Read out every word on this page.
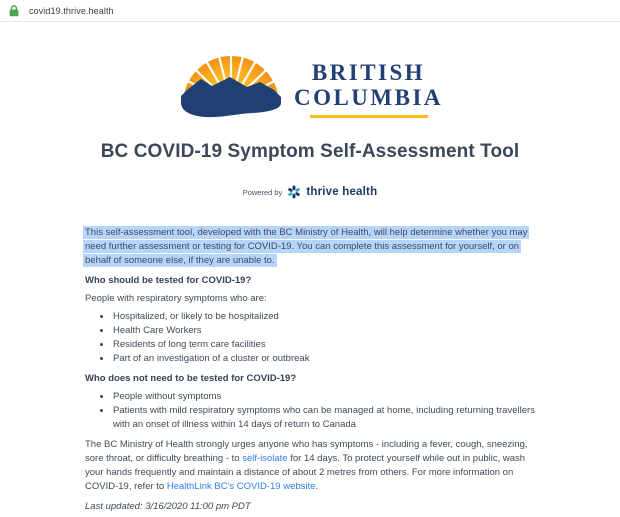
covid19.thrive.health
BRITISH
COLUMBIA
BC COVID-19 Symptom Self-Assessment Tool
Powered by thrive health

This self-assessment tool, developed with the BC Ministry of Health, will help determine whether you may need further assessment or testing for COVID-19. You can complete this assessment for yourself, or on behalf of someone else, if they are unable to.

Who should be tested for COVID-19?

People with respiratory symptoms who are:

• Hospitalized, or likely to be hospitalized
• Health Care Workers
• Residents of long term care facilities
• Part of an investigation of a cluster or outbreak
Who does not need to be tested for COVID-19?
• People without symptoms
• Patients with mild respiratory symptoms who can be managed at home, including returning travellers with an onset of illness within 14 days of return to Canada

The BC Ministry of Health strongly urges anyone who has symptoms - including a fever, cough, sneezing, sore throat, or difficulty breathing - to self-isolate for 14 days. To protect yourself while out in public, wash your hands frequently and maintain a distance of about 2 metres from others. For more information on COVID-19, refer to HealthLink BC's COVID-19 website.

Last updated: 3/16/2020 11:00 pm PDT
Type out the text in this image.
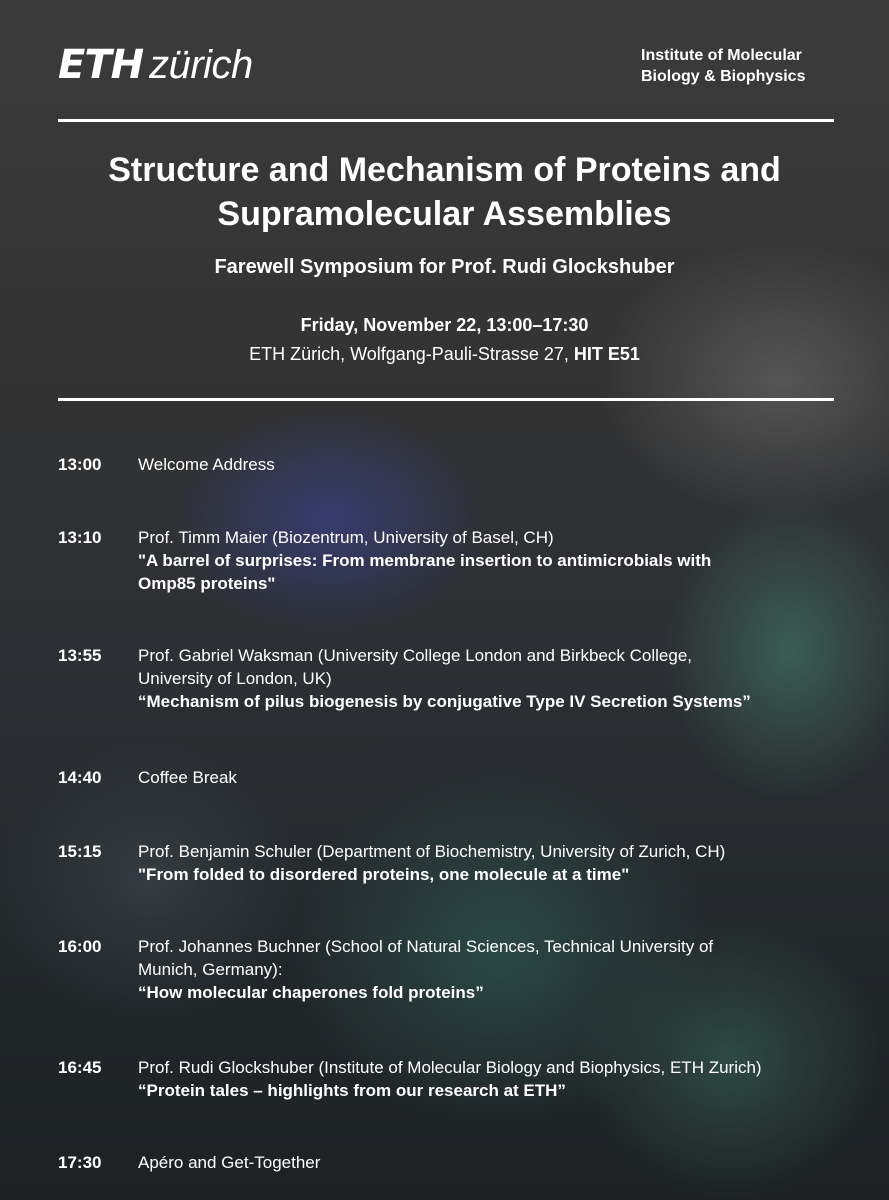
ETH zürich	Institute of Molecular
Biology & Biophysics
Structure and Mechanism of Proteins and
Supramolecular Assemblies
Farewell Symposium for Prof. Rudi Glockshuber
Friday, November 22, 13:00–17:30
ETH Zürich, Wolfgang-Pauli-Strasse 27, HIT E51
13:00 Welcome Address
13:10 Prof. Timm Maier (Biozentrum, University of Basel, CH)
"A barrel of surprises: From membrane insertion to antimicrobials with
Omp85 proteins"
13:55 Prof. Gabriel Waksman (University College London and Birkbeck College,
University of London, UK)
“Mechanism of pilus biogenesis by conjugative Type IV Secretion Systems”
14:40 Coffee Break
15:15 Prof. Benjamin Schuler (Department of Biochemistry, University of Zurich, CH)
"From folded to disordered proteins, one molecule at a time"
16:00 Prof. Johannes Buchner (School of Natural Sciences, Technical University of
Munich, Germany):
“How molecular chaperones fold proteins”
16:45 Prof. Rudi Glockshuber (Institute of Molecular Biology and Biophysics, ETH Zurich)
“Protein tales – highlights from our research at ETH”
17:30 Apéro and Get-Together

☆ ☆ ☆

> **EXERCISE DIRECTIONS**: Retype everything in the material word for word, minus pictures.

> **WRITTEN SOLUTION**:
Read out every word on this page.
covid19.thrive.health
BRITISH
COLUMBIA
BC COVID-19 Symptom Self-Assessment Tool
Powered by thrive health

This self-assessment tool, developed with the BC Ministry of Health, will help determine whether you may need further assessment or testing for COVID-19. You can complete this assessment for yourself, or on behalf of someone else, if they are unable to.

Who should be tested for COVID-19?

People with respiratory symptoms who are:

• Hospitalized, or likely to be hospitalized
• Health Care Workers
• Residents of long term care facilities
• Part of an investigation of a cluster or outbreak
Who does not need to be tested for COVID-19?
• People without symptoms
• Patients with mild respiratory symptoms who can be managed at home, including returning travellers with an onset of illness within 14 days of return to Canada

The BC Ministry of Health strongly urges anyone who has symptoms - including a fever, cough, sneezing, sore throat, or difficulty breathing - to self-isolate for 14 days. To protect yourself while out in public, wash your hands frequently and maintain a distance of about 2 metres from others. For more information on COVID-19, refer to HealthLink BC's COVID-19 website.

Last updated: 3/16/2020 11:00 pm PDT
Type out the text in this image.
ETH zürich	Institute of Molecular
Biology & Biophysics
Structure and Mechanism of Proteins and
Supramolecular Assemblies
Farewell Symposium for Prof. Rudi Glockshuber
Friday, November 22, 13:00–17:30
ETH Zürich, Wolfgang-Pauli-Strasse 27, HIT E51
13:00 Welcome Address
13:10 Prof. Timm Maier (Biozentrum, University of Basel, CH)
"A barrel of surprises: From membrane insertion to antimicrobials with
Omp85 proteins"
13:55 Prof. Gabriel Waksman (University College London and Birkbeck College,
University of London, UK)
“Mechanism of pilus biogenesis by conjugative Type IV Secretion Systems”
14:40 Coffee Break
15:15 Prof. Benjamin Schuler (Department of Biochemistry, University of Zurich, CH)
"From folded to disordered proteins, one molecule at a time"
16:00 Prof. Johannes Buchner (School of Natural Sciences, Technical University of
Munich, Germany):
“How molecular chaperones fold proteins”
16:45 Prof. Rudi Glockshuber (Institute of Molecular Biology and Biophysics, ETH Zurich)
“Protein tales – highlights from our research at ETH”
17:30 Apéro and Get-Together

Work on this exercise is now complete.